#### Required task:
The exercise asks for every line of the data to be reproduced exactly.

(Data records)
* * *

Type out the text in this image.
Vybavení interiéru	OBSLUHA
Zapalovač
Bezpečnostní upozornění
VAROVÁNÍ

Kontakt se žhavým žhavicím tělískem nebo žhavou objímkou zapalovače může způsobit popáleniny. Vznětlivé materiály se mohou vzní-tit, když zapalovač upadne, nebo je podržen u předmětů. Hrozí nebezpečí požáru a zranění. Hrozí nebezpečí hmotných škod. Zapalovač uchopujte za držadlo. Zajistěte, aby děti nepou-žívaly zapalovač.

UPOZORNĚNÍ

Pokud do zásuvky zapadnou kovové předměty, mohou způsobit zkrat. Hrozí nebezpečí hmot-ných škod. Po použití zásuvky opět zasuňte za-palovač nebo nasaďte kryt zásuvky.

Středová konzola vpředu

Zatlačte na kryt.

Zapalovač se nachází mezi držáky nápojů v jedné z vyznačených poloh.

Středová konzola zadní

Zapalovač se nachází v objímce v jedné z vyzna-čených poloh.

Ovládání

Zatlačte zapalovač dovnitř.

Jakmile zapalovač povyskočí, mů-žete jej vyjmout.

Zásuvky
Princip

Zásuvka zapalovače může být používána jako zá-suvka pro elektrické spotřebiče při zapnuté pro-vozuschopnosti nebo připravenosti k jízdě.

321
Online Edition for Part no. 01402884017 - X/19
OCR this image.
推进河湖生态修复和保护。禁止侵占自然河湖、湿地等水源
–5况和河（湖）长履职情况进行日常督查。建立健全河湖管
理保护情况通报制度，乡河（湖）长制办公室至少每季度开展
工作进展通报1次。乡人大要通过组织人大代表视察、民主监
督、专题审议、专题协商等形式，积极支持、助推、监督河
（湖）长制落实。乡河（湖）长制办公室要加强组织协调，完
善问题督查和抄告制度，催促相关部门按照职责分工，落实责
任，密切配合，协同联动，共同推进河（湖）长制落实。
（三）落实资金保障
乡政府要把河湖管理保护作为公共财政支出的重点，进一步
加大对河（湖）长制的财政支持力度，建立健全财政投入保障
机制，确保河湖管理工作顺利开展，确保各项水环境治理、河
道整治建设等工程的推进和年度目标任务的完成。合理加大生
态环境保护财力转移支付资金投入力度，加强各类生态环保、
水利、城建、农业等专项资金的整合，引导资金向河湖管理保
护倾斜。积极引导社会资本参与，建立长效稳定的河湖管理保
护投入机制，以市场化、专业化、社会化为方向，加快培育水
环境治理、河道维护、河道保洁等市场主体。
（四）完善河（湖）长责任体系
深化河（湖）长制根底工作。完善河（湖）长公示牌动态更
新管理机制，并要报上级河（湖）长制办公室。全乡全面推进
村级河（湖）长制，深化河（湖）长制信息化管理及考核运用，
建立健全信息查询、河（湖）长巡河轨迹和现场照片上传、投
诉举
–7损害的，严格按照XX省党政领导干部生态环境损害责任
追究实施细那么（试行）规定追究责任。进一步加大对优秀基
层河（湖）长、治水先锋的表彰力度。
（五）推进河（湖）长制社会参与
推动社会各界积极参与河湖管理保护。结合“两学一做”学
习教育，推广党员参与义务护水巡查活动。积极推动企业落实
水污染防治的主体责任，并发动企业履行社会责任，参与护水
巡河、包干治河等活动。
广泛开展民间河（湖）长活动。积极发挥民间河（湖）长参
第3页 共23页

* * *

#### Written solution:
Type out the text in this image.
Vybavení interiéru	OBSLUHA
Zapalovač
Bezpečnostní upozornění
VAROVÁNÍ

Kontakt se žhavým žhavicím tělískem nebo žhavou objímkou zapalovače může způsobit popáleniny. Vznětlivé materiály se mohou vzní-tit, když zapalovač upadne, nebo je podržen u předmětů. Hrozí nebezpečí požáru a zranění. Hrozí nebezpečí hmotných škod. Zapalovač uchopujte za držadlo. Zajistěte, aby děti nepou-žívaly zapalovač.

UPOZORNĚNÍ

Pokud do zásuvky zapadnou kovové předměty, mohou způsobit zkrat. Hrozí nebezpečí hmot-ných škod. Po použití zásuvky opět zasuňte za-palovač nebo nasaďte kryt zásuvky.

Středová konzola vpředu

Zatlačte na kryt.

Zapalovač se nachází mezi držáky nápojů v jedné z vyznačených poloh.

Středová konzola zadní

Zapalovač se nachází v objímce v jedné z vyzna-čených poloh.

Ovládání

Zatlačte zapalovač dovnitř.

Jakmile zapalovač povyskočí, mů-žete jej vyjmout.

Zásuvky
Princip

Zásuvka zapalovače může být používána jako zá-suvka pro elektrické spotřebiče při zapnuté pro-vozuschopnosti nebo připravenosti k jízdě.

321
Online Edition for Part no. 01402884017 - X/19
OCR this image.
推进河湖生态修复和保护。禁止侵占自然河湖、湿地等水源
–5况和河（湖）长履职情况进行日常督查。建立健全河湖管
理保护情况通报制度，乡河（湖）长制办公室至少每季度开展
工作进展通报1次。乡人大要通过组织人大代表视察、民主监
督、专题审议、专题协商等形式，积极支持、助推、监督河
（湖）长制落实。乡河（湖）长制办公室要加强组织协调，完
善问题督查和抄告制度，催促相关部门按照职责分工，落实责
任，密切配合，协同联动，共同推进河（湖）长制落实。
（三）落实资金保障
乡政府要把河湖管理保护作为公共财政支出的重点，进一步
加大对河（湖）长制的财政支持力度，建立健全财政投入保障
机制，确保河湖管理工作顺利开展，确保各项水环境治理、河
道整治建设等工程的推进和年度目标任务的完成。合理加大生
态环境保护财力转移支付资金投入力度，加强各类生态环保、
水利、城建、农业等专项资金的整合，引导资金向河湖管理保
护倾斜。积极引导社会资本参与，建立长效稳定的河湖管理保
护投入机制，以市场化、专业化、社会化为方向，加快培育水
环境治理、河道维护、河道保洁等市场主体。
（四）完善河（湖）长责任体系
深化河（湖）长制根底工作。完善河（湖）长公示牌动态更
新管理机制，并要报上级河（湖）长制办公室。全乡全面推进
村级河（湖）长制，深化河（湖）长制信息化管理及考核运用，
建立健全信息查询、河（湖）长巡河轨迹和现场照片上传、投
诉举
–7损害的，严格按照XX省党政领导干部生态环境损害责任
追究实施细那么（试行）规定追究责任。进一步加大对优秀基
层河（湖）长、治水先锋的表彰力度。
（五）推进河（湖）长制社会参与
推动社会各界积极参与河湖管理保护。结合“两学一做”学
习教育，推广党员参与义务护水巡查活动。积极推动企业落实
水污染防治的主体责任，并发动企业履行社会责任，参与护水
巡河、包干治河等活动。
广泛开展民间河（湖）长活动。积极发挥民间河（湖）长参
第3页 共23页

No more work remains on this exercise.